From the material below, list every line containing "funciones".

○ ○ ○

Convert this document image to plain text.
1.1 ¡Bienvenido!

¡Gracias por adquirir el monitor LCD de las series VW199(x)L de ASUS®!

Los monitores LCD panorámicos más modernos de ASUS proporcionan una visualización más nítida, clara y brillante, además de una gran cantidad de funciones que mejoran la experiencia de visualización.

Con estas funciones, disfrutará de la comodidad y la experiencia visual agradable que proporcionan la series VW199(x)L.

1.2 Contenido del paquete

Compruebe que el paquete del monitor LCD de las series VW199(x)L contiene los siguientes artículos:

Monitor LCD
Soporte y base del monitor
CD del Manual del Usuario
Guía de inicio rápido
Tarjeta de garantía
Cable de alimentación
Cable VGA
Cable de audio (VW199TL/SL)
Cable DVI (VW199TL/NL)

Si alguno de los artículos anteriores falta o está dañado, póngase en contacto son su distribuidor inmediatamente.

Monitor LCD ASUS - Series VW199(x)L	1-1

○ ○ ○

# Result:
Los monitores LCD panorámicos más modernos de ASUS proporcionan una visualización más nítida, clara y brillante, además de una gran cantidad de funciones que mejoran la experiencia de visualización.
Con estas funciones, disfrutará de la comodidad y la experiencia visual agradable que proporcionan la series VW199(x)L.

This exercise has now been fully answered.